→ **原文**
-=-=-=-=-

在小说中,一个角色就引出了一个世界。当时的整个社会的生活都出现在了各个人物的回想之中,合起来就为我们还原了病房外的当时整个社会的现实。

三、“陌生化”的效果

在小说中有大量的对癌症患者的心理描写,在这群病人身上由于生理上的不正常从而也导致了他们的心理与平常读者的差异。而这种差异往往使读者感到陌生,新奇,进而获得更强烈的感受和印象。

如在第八章133页第十五章283页有对叶甫列姆•波杜耶夫的两段心理描写:“他对自由自在的生活劲头也不再像过去那样大,工作、玩乐、喝酒都感到意兴索然。他脖子上的玩意儿不是趋于柔软,而是愈来愈硬,愈来愈重,老是像针在扎,甚至像有无数小箭头射向头部。肿瘤沿着脖子向上爬,几乎碰到耳朵。”①再接下来一段是“叶甫列姆得起来做一件毫无意义的事情。他必须把意志灌入六普特重的肉体,强迫自己从床上起来,手、脚、腰都得使劲,强迫裹着肉的骨头从开始陷入的麻痹状态中摆脱出来,强迫关节活动,强迫那么沉的重量竖起来,变成一根柱子,给它穿好上衣,再搬动这根柱子经过走廊和楼梯去受无谓之苦——先是解开,再缠上几十米长的绷带。”②这两段都是借用心理描写将小说人物叶甫列姆的感受表现了出来。完全是平常身体健康的读者所不熟悉的,这样从内部的心理着手描写比之于外部病态的描写应当更能触动读者的心灵。而在第十四章也有着对另一个人物卢萨诺夫的心理描写,如“种种念头在他脑际翻腾、撞击、燃烧,以至他身体的其他部分像上了麻药似地毫无知觉”,“他小心的翻身,小心的移动(肿瘤像一个铁拳压在他脖子上)”③以上是写了两个病人在清醒时的感受,接下来作者竟用了整章的篇幅写了一段光怪陆离的噩梦,在这个噩梦之中,卢萨诺夫的意识飞跃,产生的种种怪异的感觉,这一部分来源于他的脖子上的肿瘤,一部分来源于他的心虚。在读者方面,获得了强烈的感受和印象,在作者一方借助这样的心理描写,将癌症病人的真实心理展露无遗。

-=-=-=-=-

→ **取自某一合集的记录**
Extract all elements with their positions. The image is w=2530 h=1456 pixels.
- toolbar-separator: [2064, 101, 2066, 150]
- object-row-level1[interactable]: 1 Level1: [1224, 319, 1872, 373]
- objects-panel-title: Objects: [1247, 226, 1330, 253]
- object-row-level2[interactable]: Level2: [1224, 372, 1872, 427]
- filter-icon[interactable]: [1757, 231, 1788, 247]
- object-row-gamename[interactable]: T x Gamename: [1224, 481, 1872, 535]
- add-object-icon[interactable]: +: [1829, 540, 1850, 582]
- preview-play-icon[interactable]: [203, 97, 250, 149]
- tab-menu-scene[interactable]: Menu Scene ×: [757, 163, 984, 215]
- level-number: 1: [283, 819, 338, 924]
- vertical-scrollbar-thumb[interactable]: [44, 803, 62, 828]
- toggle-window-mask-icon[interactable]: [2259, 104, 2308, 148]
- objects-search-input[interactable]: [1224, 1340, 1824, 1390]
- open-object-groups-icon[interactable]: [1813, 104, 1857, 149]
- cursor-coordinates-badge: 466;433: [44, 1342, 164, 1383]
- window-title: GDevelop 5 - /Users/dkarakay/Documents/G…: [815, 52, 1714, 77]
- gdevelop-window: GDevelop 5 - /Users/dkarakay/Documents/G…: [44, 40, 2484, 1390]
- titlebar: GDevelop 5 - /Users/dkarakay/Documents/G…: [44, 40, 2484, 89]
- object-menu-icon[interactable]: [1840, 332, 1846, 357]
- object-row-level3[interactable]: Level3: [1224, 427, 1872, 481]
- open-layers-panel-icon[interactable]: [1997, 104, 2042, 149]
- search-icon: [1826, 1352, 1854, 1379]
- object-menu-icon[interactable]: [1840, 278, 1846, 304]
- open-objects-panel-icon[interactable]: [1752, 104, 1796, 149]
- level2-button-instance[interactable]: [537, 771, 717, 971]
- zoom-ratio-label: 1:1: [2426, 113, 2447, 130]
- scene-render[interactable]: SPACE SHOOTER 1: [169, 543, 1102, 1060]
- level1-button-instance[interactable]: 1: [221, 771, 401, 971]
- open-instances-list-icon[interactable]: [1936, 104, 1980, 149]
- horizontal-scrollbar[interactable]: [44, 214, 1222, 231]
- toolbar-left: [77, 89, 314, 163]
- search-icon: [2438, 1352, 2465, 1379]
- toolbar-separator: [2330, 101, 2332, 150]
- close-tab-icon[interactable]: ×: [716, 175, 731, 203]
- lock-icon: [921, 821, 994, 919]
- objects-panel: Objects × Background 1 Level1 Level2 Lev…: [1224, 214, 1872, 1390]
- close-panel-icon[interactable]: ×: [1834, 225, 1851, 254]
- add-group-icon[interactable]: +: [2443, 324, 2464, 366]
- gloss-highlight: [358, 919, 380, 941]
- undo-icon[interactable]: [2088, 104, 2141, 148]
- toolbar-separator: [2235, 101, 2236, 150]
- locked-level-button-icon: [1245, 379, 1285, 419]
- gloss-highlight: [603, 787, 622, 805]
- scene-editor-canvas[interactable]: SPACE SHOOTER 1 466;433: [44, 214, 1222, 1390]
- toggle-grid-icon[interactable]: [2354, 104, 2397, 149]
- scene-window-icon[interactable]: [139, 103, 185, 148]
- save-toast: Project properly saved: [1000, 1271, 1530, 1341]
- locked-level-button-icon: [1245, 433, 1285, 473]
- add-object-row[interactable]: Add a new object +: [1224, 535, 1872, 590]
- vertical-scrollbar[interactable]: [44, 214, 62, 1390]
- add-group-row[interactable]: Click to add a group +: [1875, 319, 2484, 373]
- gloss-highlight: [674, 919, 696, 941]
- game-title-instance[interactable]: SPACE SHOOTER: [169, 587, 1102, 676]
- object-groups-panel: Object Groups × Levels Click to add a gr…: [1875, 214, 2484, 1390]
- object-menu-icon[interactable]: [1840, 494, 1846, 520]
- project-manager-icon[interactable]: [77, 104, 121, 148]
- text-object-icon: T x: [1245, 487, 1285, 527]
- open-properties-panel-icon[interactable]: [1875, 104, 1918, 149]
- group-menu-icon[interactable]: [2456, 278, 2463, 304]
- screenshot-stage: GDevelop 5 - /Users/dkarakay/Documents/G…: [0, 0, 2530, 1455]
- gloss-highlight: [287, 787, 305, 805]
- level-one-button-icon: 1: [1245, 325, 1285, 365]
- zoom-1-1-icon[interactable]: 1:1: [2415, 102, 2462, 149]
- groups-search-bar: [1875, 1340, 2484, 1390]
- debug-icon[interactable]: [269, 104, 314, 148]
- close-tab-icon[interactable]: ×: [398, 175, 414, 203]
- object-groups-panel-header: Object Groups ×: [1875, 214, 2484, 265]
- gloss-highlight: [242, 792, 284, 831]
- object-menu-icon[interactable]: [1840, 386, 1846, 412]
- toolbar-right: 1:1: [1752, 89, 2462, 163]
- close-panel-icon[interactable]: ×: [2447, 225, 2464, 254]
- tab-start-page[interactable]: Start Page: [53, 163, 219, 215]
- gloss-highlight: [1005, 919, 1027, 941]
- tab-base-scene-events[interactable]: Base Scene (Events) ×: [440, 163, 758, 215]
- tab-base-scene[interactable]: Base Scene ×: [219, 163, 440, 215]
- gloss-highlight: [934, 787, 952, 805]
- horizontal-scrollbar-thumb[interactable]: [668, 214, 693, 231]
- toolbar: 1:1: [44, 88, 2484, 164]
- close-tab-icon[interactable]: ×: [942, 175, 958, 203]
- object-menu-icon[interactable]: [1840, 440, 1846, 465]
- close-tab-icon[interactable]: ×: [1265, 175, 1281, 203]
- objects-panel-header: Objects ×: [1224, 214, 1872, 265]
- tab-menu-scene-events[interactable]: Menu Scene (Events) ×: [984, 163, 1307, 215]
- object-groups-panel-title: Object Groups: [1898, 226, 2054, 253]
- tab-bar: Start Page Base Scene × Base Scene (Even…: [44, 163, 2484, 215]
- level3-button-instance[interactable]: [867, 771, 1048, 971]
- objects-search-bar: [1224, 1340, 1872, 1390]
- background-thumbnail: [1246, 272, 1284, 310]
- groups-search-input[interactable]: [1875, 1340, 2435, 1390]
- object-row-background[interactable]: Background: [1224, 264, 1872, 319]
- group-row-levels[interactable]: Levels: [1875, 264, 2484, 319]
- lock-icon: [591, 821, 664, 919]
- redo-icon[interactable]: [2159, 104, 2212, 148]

-=-=-=-=-

→ **完成下列各题**
1. 请照抄原文中从“在小说中,一个角色就引出了一”开始、一直到“进而获得更强烈的感受和印象。”为止的部分。
2. 根据原文回答:
(a) 叶甫列姆的肿瘤沿着脖子向上爬,几乎碰到了哪里?
(b) 对卢萨诺夫的心理描写出现在第几章?
(c) 卢萨诺夫噩梦中的怪异感觉,一部分来源于脖子上的肿瘤,另一部分来源于什么?

→ **参考答案**
1.
在小说中,一个角色就引出了一个世界。当时的整个社会的生活都出现在了各个人物的回想之中,合起来就为我们还原了病房外的当时整个社会的现实。

三、“陌生化”的效果

在小说中有大量的对癌症患者的心理描写,在这群病人身上由于生理上的不正常从而也导致了他们的心理与平常读者的差异。而这种差异往往使读者感到陌生,新奇,进而获得更强烈的感受和印象。

2.
(a) 耳朵。
(b) 第十四章。
(c) 他的心虚。